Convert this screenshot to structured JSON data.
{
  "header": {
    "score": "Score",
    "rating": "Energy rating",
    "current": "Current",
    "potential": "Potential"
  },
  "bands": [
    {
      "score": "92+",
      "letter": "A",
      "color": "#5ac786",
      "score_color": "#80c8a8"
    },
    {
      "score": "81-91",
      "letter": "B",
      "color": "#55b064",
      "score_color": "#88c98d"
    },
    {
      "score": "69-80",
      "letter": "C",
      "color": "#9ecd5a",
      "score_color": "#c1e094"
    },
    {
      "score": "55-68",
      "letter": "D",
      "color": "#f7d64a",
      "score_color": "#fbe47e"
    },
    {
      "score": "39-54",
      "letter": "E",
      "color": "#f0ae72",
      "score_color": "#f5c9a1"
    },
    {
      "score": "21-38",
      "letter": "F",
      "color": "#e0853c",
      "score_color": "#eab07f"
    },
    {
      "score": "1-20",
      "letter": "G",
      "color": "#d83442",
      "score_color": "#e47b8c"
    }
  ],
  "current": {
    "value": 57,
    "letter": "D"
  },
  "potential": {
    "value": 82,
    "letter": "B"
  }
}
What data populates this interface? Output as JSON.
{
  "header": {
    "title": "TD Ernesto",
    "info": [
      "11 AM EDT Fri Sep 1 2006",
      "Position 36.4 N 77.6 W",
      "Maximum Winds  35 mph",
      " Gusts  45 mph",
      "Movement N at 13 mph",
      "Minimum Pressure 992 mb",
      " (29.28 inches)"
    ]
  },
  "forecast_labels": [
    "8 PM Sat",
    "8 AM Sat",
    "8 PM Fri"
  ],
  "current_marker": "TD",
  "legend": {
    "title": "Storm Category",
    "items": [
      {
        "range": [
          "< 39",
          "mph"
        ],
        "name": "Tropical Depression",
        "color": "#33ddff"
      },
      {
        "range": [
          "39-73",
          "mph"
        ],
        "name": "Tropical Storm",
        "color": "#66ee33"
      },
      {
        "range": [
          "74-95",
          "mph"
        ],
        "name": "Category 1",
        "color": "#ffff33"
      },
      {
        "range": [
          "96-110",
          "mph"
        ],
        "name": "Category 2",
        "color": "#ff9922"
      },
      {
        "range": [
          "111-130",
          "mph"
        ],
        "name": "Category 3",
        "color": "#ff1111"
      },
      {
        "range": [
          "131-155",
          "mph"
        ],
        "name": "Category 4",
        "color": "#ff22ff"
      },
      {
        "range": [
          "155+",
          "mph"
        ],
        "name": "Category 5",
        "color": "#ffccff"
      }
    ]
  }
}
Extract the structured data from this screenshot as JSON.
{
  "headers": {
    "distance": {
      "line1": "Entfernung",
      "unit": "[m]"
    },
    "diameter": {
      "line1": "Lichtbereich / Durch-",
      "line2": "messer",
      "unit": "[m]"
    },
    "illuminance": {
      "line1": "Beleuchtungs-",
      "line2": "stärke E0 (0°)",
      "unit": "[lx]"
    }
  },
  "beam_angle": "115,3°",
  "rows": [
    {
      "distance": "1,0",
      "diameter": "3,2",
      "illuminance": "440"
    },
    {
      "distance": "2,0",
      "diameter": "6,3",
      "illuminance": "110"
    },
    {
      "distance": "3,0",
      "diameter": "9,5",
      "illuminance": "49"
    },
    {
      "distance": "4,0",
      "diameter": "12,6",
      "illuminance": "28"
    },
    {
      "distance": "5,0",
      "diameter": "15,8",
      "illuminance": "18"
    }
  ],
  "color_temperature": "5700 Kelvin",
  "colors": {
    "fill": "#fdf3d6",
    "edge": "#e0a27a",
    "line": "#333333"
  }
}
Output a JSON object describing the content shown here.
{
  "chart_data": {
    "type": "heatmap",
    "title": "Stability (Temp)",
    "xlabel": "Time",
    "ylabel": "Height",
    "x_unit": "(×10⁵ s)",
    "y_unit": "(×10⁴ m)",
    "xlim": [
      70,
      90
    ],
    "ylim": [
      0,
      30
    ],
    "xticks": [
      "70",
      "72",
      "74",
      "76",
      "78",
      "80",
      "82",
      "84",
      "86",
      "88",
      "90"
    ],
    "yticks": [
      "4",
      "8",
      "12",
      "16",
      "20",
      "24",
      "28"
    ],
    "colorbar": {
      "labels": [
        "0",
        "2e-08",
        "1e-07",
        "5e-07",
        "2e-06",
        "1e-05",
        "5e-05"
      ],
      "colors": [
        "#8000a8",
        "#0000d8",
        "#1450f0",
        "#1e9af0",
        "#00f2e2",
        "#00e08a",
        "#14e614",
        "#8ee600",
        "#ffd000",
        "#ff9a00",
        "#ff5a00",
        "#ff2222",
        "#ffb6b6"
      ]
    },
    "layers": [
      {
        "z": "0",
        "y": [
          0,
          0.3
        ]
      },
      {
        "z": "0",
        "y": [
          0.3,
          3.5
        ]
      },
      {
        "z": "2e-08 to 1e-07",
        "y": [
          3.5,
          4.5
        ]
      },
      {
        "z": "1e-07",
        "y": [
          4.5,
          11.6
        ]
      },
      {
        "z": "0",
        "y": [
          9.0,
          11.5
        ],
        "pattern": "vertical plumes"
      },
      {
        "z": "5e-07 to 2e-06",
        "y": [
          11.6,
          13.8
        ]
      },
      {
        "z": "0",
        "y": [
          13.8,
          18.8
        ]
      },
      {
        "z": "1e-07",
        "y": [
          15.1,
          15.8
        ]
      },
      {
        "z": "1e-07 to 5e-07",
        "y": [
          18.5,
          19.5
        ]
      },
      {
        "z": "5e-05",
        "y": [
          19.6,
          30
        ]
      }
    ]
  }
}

• Directions: Exactly as shown above, return every record.

• Solution for this problem:
Convert this screenshot to structured JSON data.
{
  "header": {
    "score": "Score",
    "rating": "Energy rating",
    "current": "Current",
    "potential": "Potential"
  },
  "bands": [
    {
      "score": "92+",
      "letter": "A",
      "color": "#5ac786",
      "score_color": "#80c8a8"
    },
    {
      "score": "81-91",
      "letter": "B",
      "color": "#55b064",
      "score_color": "#88c98d"
    },
    {
      "score": "69-80",
      "letter": "C",
      "color": "#9ecd5a",
      "score_color": "#c1e094"
    },
    {
      "score": "55-68",
      "letter": "D",
      "color": "#f7d64a",
      "score_color": "#fbe47e"
    },
    {
      "score": "39-54",
      "letter": "E",
      "color": "#f0ae72",
      "score_color": "#f5c9a1"
    },
    {
      "score": "21-38",
      "letter": "F",
      "color": "#e0853c",
      "score_color": "#eab07f"
    },
    {
      "score": "1-20",
      "letter": "G",
      "color": "#d83442",
      "score_color": "#e47b8c"
    }
  ],
  "current": {
    "value": 57,
    "letter": "D"
  },
  "potential": {
    "value": 82,
    "letter": "B"
  }
}
What data populates this interface? Output as JSON.
{
  "header": {
    "title": "TD Ernesto",
    "info": [
      "11 AM EDT Fri Sep 1 2006",
      "Position 36.4 N 77.6 W",
      "Maximum Winds  35 mph",
      " Gusts  45 mph",
      "Movement N at 13 mph",
      "Minimum Pressure 992 mb",
      " (29.28 inches)"
    ]
  },
  "forecast_labels": [
    "8 PM Sat",
    "8 AM Sat",
    "8 PM Fri"
  ],
  "current_marker": "TD",
  "legend": {
    "title": "Storm Category",
    "items": [
      {
        "range": [
          "< 39",
          "mph"
        ],
        "name": "Tropical Depression",
        "color": "#33ddff"
      },
      {
        "range": [
          "39-73",
          "mph"
        ],
        "name": "Tropical Storm",
        "color": "#66ee33"
      },
      {
        "range": [
          "74-95",
          "mph"
        ],
        "name": "Category 1",
        "color": "#ffff33"
      },
      {
        "range": [
          "96-110",
          "mph"
        ],
        "name": "Category 2",
        "color": "#ff9922"
      },
      {
        "range": [
          "111-130",
          "mph"
        ],
        "name": "Category 3",
        "color": "#ff1111"
      },
      {
        "range": [
          "131-155",
          "mph"
        ],
        "name": "Category 4",
        "color": "#ff22ff"
      },
      {
        "range": [
          "155+",
          "mph"
        ],
        "name": "Category 5",
        "color": "#ffccff"
      }
    ]
  }
}
Extract the structured data from this screenshot as JSON.
{
  "headers": {
    "distance": {
      "line1": "Entfernung",
      "unit": "[m]"
    },
    "diameter": {
      "line1": "Lichtbereich / Durch-",
      "line2": "messer",
      "unit": "[m]"
    },
    "illuminance": {
      "line1": "Beleuchtungs-",
      "line2": "stärke E0 (0°)",
      "unit": "[lx]"
    }
  },
  "beam_angle": "115,3°",
  "rows": [
    {
      "distance": "1,0",
      "diameter": "3,2",
      "illuminance": "440"
    },
    {
      "distance": "2,0",
      "diameter": "6,3",
      "illuminance": "110"
    },
    {
      "distance": "3,0",
      "diameter": "9,5",
      "illuminance": "49"
    },
    {
      "distance": "4,0",
      "diameter": "12,6",
      "illuminance": "28"
    },
    {
      "distance": "5,0",
      "diameter": "15,8",
      "illuminance": "18"
    }
  ],
  "color_temperature": "5700 Kelvin",
  "colors": {
    "fill": "#fdf3d6",
    "edge": "#e0a27a",
    "line": "#333333"
  }
}
Output a JSON object describing the content shown here.
{
  "chart_data": {
    "type": "heatmap",
    "title": "Stability (Temp)",
    "xlabel": "Time",
    "ylabel": "Height",
    "x_unit": "(×10⁵ s)",
    "y_unit": "(×10⁴ m)",
    "xlim": [
      70,
      90
    ],
    "ylim": [
      0,
      30
    ],
    "xticks": [
      "70",
      "72",
      "74",
      "76",
      "78",
      "80",
      "82",
      "84",
      "86",
      "88",
      "90"
    ],
    "yticks": [
      "4",
      "8",
      "12",
      "16",
      "20",
      "24",
      "28"
    ],
    "colorbar": {
      "labels": [
        "0",
        "2e-08",
        "1e-07",
        "5e-07",
        "2e-06",
        "1e-05",
        "5e-05"
      ],
      "colors": [
        "#8000a8",
        "#0000d8",
        "#1450f0",
        "#1e9af0",
        "#00f2e2",
        "#00e08a",
        "#14e614",
        "#8ee600",
        "#ffd000",
        "#ff9a00",
        "#ff5a00",
        "#ff2222",
        "#ffb6b6"
      ]
    },
    "layers": [
      {
        "z": "0",
        "y": [
          0,
          0.3
        ]
      },
      {
        "z": "0",
        "y": [
          0.3,
          3.5
        ]
      },
      {
        "z": "2e-08 to 1e-07",
        "y": [
          3.5,
          4.5
        ]
      },
      {
        "z": "1e-07",
        "y": [
          4.5,
          11.6
        ]
      },
      {
        "z": "0",
        "y": [
          9.0,
          11.5
        ],
        "pattern": "vertical plumes"
      },
      {
        "z": "5e-07 to 2e-06",
        "y": [
          11.6,
          13.8
        ]
      },
      {
        "z": "0",
        "y": [
          13.8,
          18.8
        ]
      },
      {
        "z": "1e-07",
        "y": [
          15.1,
          15.8
        ]
      },
      {
        "z": "1e-07 to 5e-07",
        "y": [
          18.5,
          19.5
        ]
      },
      {
        "z": "5e-05",
        "y": [
          19.6,
          30
        ]
      }
    ]
  }
}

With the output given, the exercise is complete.